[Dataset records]
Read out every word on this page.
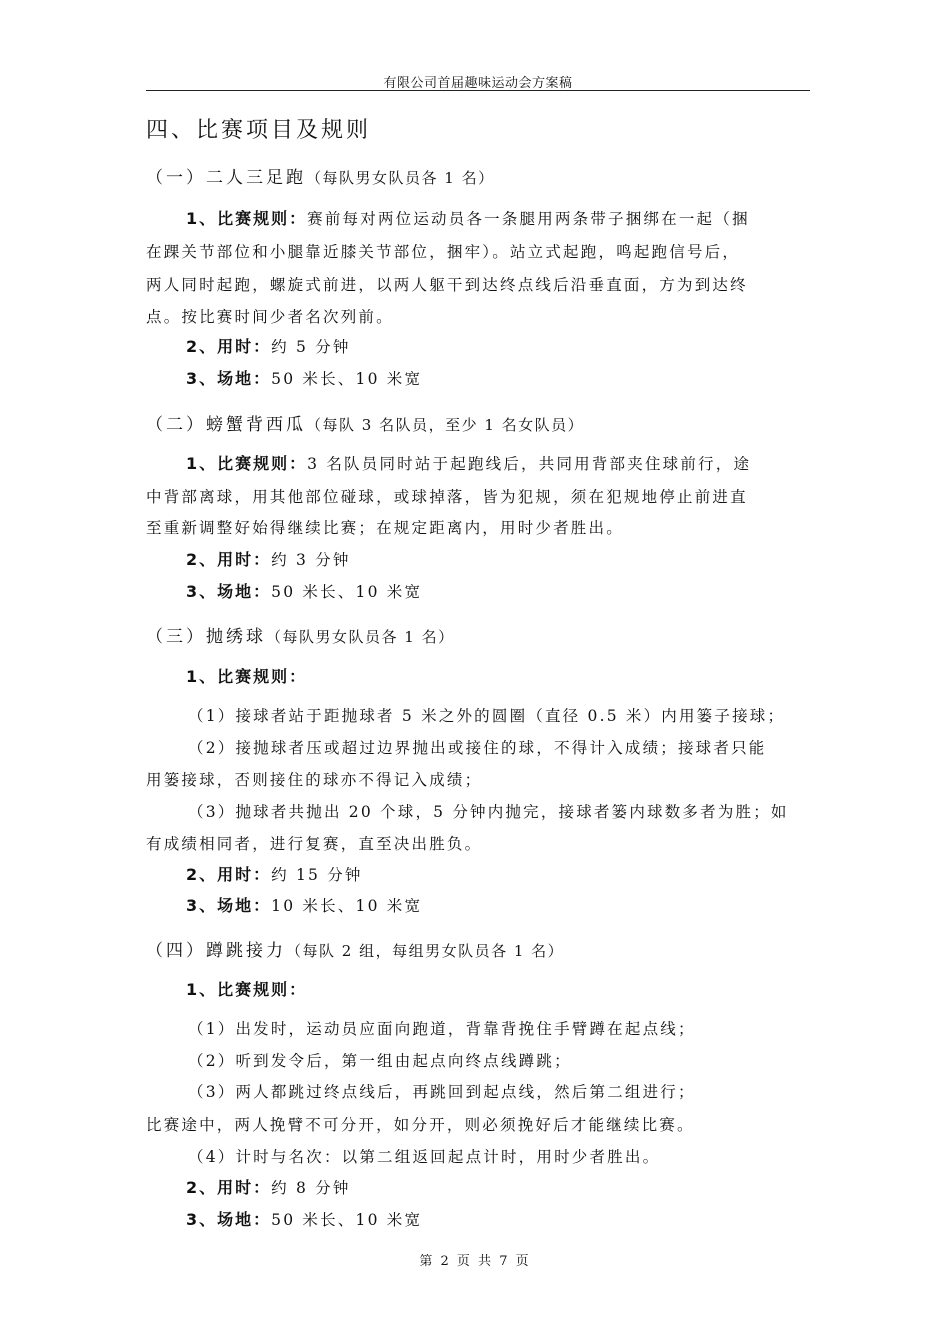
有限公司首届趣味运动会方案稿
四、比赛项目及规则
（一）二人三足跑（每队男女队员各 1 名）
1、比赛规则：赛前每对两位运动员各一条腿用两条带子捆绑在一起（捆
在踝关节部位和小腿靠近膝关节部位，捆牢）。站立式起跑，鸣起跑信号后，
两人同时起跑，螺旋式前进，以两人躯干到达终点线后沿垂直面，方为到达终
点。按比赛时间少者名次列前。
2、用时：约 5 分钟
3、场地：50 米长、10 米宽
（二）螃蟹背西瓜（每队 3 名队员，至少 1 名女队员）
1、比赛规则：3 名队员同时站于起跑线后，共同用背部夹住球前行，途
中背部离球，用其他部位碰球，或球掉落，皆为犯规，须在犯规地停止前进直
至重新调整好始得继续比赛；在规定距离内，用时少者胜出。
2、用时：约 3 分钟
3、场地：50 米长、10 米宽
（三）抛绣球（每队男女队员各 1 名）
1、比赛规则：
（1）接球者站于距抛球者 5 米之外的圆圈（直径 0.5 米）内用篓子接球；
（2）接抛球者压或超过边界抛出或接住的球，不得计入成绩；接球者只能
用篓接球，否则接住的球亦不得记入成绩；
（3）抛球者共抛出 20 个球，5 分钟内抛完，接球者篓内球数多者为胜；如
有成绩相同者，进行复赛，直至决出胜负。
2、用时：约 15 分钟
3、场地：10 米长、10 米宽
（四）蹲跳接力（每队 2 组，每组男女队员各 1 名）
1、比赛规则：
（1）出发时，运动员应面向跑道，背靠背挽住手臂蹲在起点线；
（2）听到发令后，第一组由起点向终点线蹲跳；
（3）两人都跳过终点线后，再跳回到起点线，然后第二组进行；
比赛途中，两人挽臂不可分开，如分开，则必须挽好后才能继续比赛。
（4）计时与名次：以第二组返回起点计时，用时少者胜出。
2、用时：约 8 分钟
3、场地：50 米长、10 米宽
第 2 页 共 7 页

---

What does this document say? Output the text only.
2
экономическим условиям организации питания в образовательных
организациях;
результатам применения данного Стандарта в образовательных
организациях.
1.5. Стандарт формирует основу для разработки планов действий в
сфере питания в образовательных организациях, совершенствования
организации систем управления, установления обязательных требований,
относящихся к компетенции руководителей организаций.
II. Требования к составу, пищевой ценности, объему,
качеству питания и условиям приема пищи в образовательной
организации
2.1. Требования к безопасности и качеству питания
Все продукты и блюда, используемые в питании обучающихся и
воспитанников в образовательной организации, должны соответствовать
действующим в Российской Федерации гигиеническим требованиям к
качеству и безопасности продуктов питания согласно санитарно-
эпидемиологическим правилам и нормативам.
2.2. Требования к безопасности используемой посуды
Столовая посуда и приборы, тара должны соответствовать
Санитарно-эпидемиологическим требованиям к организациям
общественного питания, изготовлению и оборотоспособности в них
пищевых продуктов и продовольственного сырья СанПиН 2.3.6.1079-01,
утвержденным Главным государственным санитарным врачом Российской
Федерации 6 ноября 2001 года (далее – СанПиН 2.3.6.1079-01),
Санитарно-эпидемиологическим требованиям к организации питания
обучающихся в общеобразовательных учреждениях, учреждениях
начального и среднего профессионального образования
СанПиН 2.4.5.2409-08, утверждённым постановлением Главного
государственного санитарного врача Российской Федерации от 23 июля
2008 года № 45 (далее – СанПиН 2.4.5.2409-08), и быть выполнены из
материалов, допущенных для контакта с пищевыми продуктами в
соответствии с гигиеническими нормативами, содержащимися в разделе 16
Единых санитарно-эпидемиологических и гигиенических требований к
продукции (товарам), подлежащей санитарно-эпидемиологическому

* * *

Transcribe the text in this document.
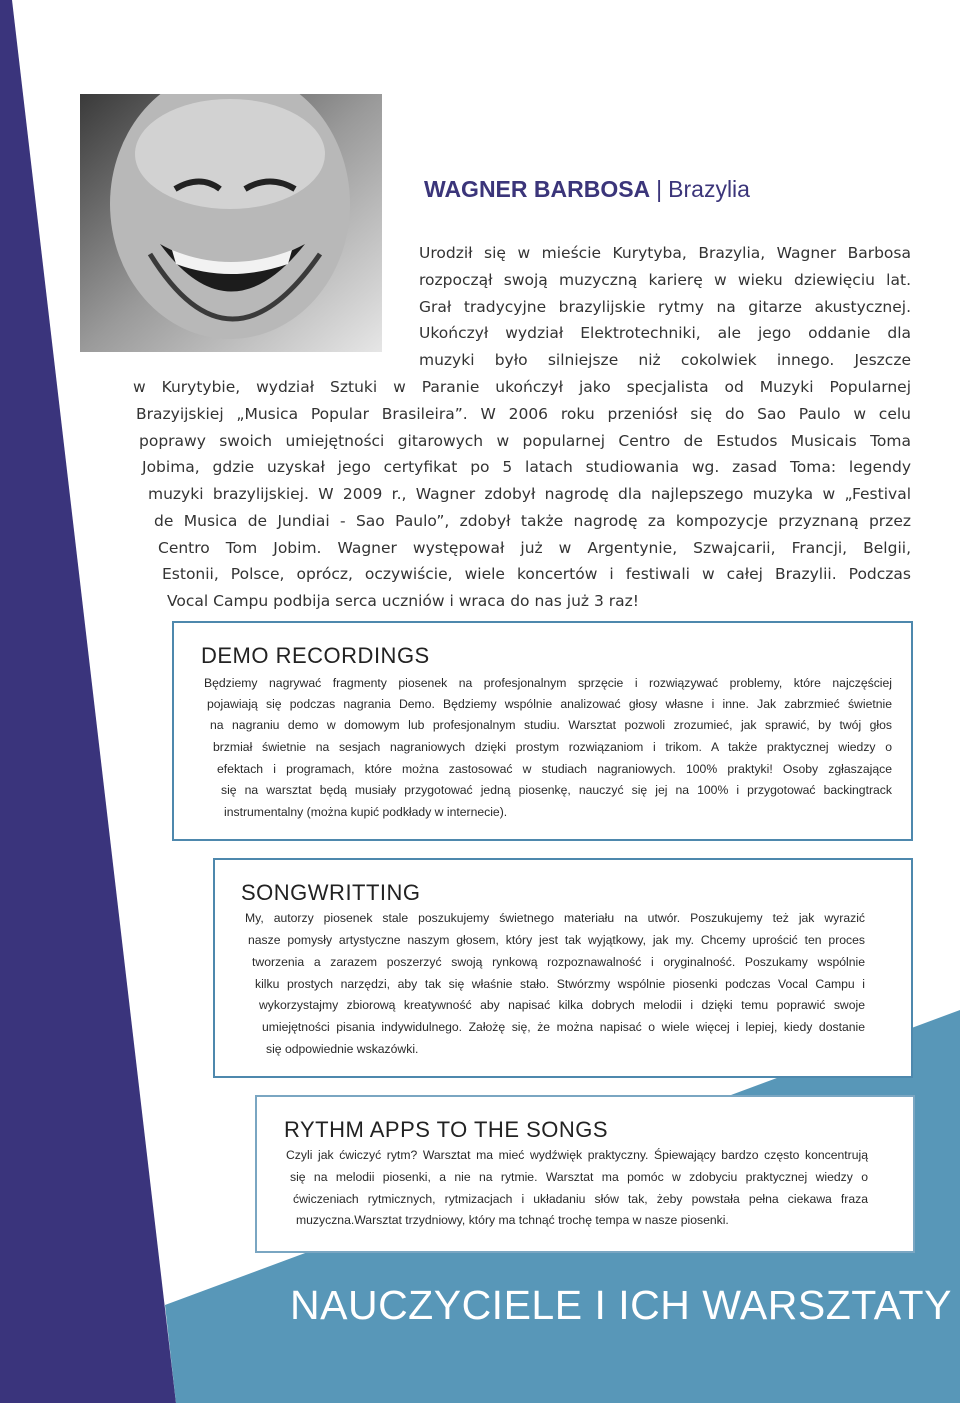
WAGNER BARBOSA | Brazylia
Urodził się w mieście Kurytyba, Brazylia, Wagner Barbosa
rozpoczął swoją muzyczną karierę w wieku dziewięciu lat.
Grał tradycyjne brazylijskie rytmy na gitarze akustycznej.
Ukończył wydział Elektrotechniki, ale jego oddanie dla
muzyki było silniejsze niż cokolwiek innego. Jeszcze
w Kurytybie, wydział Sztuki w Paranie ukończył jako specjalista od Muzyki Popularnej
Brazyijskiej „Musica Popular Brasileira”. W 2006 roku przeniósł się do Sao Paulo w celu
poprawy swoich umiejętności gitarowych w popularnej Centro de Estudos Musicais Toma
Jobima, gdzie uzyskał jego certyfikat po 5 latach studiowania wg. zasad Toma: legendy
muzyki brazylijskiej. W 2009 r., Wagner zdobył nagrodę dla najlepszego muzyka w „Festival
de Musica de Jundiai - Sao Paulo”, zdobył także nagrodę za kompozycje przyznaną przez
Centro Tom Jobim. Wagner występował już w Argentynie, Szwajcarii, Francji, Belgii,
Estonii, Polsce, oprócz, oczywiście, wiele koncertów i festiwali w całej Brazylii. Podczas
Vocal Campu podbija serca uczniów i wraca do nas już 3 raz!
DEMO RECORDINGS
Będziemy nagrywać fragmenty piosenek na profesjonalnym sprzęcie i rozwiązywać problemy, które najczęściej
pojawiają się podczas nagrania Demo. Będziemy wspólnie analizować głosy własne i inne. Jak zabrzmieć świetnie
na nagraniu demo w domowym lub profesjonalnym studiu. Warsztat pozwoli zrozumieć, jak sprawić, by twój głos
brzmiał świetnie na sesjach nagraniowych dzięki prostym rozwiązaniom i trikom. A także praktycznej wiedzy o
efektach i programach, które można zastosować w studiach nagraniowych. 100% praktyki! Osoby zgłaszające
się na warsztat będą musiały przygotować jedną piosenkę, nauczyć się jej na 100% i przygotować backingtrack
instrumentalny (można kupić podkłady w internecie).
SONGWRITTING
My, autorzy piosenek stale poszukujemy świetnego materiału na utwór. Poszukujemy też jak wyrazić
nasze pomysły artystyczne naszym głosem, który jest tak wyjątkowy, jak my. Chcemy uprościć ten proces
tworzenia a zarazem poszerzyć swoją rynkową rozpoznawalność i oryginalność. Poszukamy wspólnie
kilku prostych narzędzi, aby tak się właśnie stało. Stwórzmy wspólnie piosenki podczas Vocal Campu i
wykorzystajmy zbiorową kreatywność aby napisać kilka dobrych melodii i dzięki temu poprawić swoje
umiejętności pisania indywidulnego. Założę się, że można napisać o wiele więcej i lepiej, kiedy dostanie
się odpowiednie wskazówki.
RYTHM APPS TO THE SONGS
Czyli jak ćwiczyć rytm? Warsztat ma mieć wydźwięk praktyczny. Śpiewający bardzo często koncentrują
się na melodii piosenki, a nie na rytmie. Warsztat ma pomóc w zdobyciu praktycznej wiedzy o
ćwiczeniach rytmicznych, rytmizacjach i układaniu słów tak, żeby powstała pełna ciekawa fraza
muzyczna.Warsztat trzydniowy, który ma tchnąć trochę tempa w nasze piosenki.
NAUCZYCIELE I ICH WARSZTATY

## Problem statement:
Gather, from the listing above, every line carrying the word "wiele".

## The result:
Estonii, Polsce, oprócz, oczywiście, wiele koncertów i festiwali w całej Brazylii. Podczas
umiejętności pisania indywidulnego. Założę się, że można napisać o wiele więcej i lepiej, kiedy dostanie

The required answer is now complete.